Aim:
From the records, pick out and copy each line containing "training".

Supplied entries:
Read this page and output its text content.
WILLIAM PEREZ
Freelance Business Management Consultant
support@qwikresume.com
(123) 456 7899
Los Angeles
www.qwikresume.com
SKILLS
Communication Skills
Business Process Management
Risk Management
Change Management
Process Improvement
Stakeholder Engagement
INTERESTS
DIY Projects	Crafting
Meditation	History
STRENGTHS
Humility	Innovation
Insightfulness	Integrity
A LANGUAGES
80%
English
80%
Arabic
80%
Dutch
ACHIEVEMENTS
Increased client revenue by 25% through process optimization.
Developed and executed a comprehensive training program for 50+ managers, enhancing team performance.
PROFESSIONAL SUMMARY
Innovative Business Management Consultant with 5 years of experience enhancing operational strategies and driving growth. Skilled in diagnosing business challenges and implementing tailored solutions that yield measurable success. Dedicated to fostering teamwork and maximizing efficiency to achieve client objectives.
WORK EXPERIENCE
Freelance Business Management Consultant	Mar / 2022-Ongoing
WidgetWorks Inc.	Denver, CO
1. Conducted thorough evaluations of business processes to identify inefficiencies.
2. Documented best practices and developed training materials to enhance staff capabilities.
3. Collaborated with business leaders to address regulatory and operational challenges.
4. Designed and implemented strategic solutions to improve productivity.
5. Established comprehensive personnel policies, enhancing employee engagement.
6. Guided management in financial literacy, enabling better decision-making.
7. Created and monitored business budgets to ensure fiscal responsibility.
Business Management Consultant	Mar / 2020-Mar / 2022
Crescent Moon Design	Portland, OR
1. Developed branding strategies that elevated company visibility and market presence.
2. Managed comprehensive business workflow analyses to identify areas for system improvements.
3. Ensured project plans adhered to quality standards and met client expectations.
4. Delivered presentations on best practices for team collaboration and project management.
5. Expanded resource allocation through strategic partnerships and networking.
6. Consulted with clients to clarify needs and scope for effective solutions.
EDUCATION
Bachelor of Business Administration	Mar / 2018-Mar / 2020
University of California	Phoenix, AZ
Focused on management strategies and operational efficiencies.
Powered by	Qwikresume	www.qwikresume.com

==

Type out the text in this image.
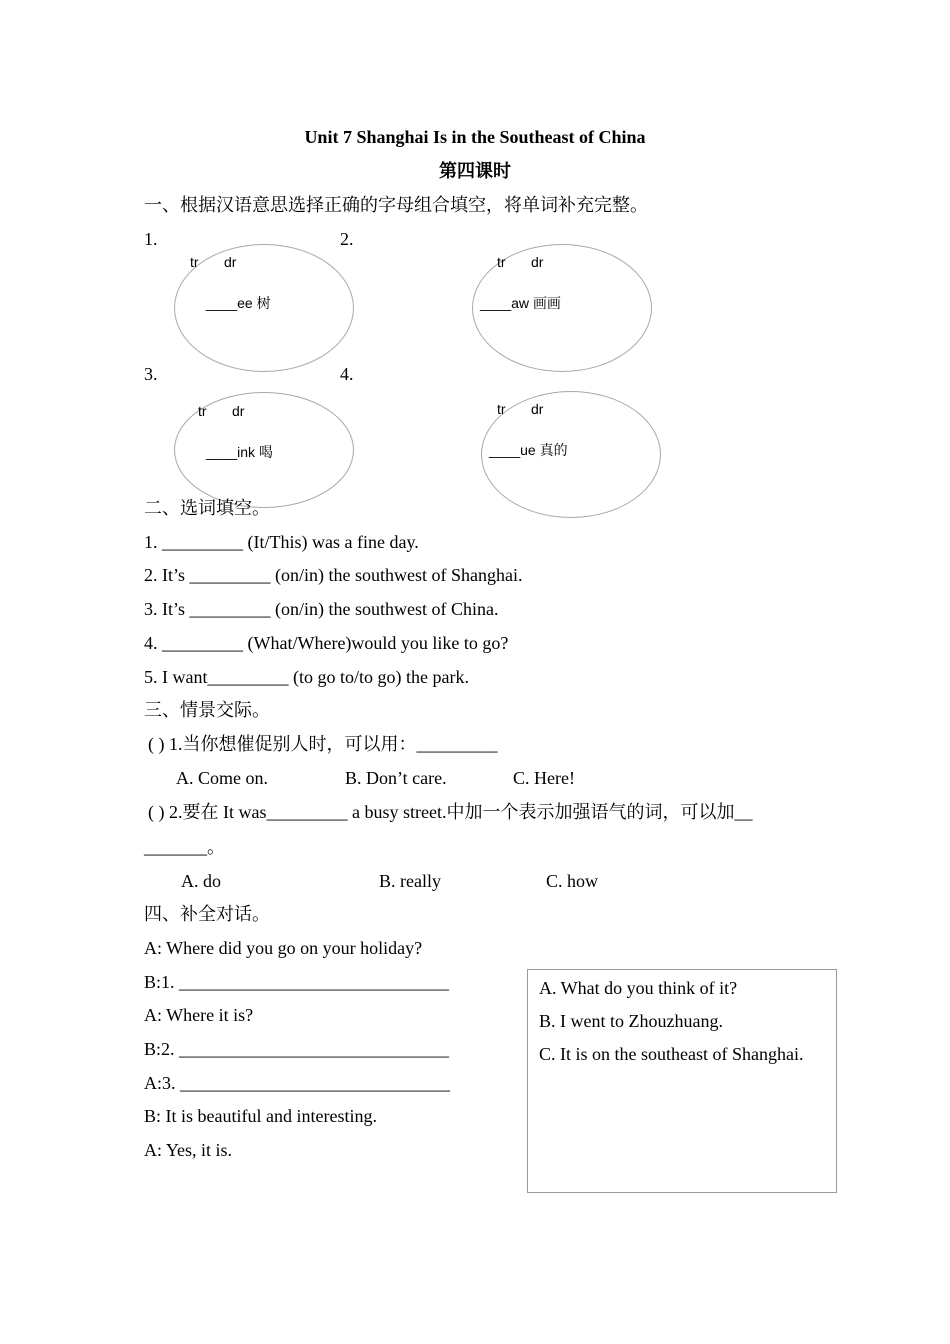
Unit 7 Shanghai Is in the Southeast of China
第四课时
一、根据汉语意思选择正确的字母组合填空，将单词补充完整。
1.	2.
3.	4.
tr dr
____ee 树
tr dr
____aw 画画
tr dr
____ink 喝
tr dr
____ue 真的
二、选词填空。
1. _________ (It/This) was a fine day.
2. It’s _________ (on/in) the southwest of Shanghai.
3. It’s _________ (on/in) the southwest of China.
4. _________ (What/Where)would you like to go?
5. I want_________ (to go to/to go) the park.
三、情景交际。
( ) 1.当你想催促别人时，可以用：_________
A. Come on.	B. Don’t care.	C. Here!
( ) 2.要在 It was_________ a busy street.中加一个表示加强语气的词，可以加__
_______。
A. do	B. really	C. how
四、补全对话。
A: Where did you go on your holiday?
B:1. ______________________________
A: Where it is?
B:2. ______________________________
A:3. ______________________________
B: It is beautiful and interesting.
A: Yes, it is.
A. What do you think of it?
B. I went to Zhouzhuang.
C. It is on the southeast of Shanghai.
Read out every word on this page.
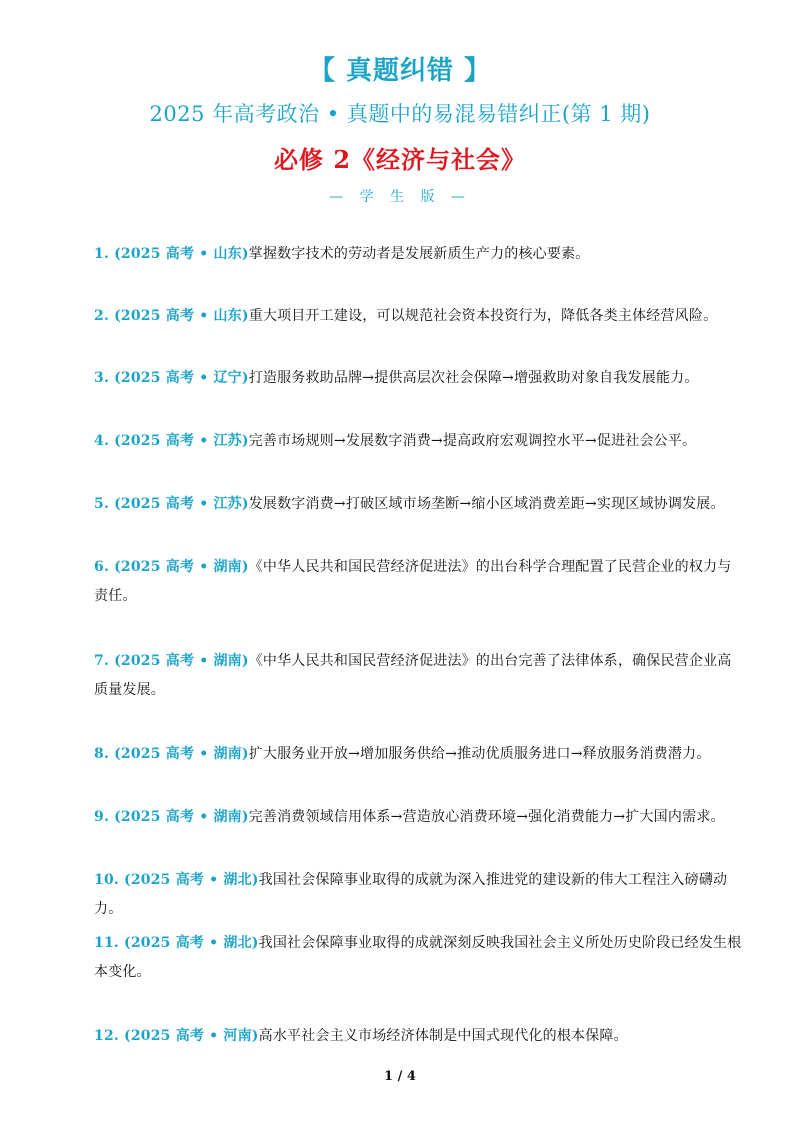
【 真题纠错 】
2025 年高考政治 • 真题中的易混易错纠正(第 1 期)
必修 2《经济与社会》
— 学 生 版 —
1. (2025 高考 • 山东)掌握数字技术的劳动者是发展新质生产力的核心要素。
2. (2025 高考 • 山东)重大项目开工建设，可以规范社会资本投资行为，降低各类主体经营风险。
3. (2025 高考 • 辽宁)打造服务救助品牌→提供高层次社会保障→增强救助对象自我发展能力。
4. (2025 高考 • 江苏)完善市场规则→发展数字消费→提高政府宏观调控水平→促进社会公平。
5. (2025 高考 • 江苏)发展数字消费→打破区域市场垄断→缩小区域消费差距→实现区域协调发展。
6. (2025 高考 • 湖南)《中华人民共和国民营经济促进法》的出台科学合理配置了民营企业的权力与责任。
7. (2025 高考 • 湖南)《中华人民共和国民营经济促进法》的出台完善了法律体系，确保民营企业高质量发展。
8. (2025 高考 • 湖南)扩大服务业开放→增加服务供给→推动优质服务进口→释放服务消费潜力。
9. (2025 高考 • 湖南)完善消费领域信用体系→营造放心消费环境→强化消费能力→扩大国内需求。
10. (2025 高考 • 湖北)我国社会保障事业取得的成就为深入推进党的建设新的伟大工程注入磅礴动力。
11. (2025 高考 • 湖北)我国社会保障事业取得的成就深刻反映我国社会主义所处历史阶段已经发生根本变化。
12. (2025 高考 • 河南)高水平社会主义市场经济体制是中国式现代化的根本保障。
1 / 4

Final result:
Developed and executed a comprehensive training program for 50+ managers, enhancing team performance.
2. Documented best practices and developed training materials to enhance staff capabilities.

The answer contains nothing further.